**MATERIAL**.
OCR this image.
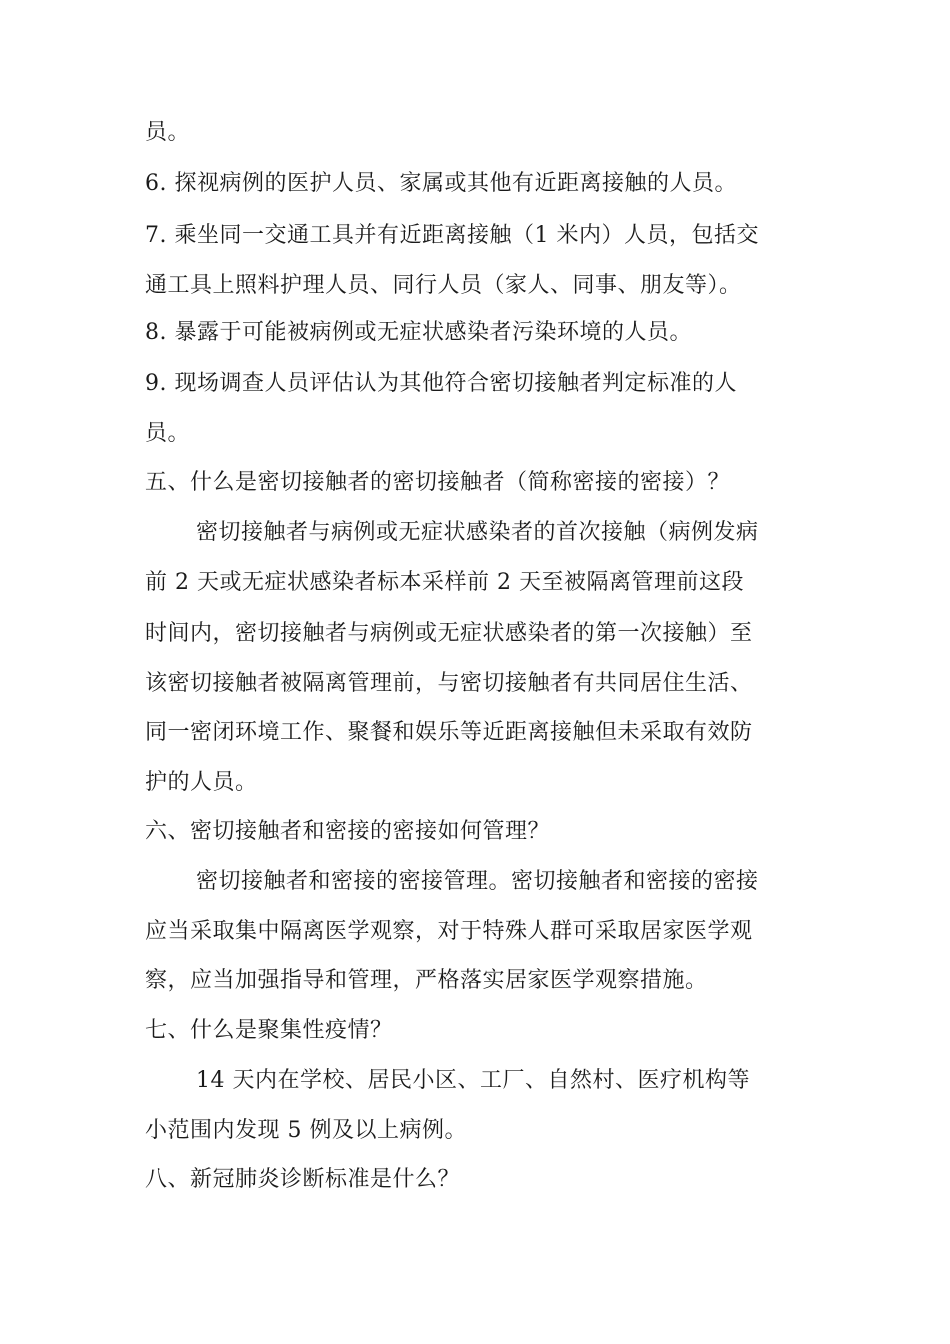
员。
6. 探视病例的医护人员、家属或其他有近距离接触的人员。
7. 乘坐同一交通工具并有近距离接触（1 米内）人员，包括交
通工具上照料护理人员、同行人员（家人、同事、朋友等）。
8. 暴露于可能被病例或无症状感染者污染环境的人员。
9. 现场调查人员评估认为其他符合密切接触者判定标准的人
员。
五、什么是密切接触者的密切接触者（简称密接的密接）？
密切接触者与病例或无症状感染者的首次接触（病例发病
前 2 天或无症状感染者标本采样前 2 天至被隔离管理前这段
时间内，密切接触者与病例或无症状感染者的第一次接触）至
该密切接触者被隔离管理前，与密切接触者有共同居住生活、
同一密闭环境工作、聚餐和娱乐等近距离接触但未采取有效防
护的人员。
六、密切接触者和密接的密接如何管理？
密切接触者和密接的密接管理。密切接触者和密接的密接
应当采取集中隔离医学观察，对于特殊人群可采取居家医学观
察，应当加强指导和管理，严格落实居家医学观察措施。
七、什么是聚集性疫情？
14 天内在学校、居民小区、工厂、自然村、医疗机构等
小范围内发现 5 例及以上病例。
八、新冠肺炎诊断标准是什么？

**DIRECTIVE**. In your copy of the listing above, reproduce each line exactly and omit all pictures.

**ANSWER TO THE PROBLEM**.
OCR this image.
员。
6. 探视病例的医护人员、家属或其他有近距离接触的人员。
7. 乘坐同一交通工具并有近距离接触（1 米内）人员，包括交
通工具上照料护理人员、同行人员（家人、同事、朋友等）。
8. 暴露于可能被病例或无症状感染者污染环境的人员。
9. 现场调查人员评估认为其他符合密切接触者判定标准的人
员。
五、什么是密切接触者的密切接触者（简称密接的密接）？
密切接触者与病例或无症状感染者的首次接触（病例发病
前 2 天或无症状感染者标本采样前 2 天至被隔离管理前这段
时间内，密切接触者与病例或无症状感染者的第一次接触）至
该密切接触者被隔离管理前，与密切接触者有共同居住生活、
同一密闭环境工作、聚餐和娱乐等近距离接触但未采取有效防
护的人员。
六、密切接触者和密接的密接如何管理？
密切接触者和密接的密接管理。密切接触者和密接的密接
应当采取集中隔离医学观察，对于特殊人群可采取居家医学观
察，应当加强指导和管理，严格落实居家医学观察措施。
七、什么是聚集性疫情？
14 天内在学校、居民小区、工厂、自然村、医疗机构等
小范围内发现 5 例及以上病例。
八、新冠肺炎诊断标准是什么？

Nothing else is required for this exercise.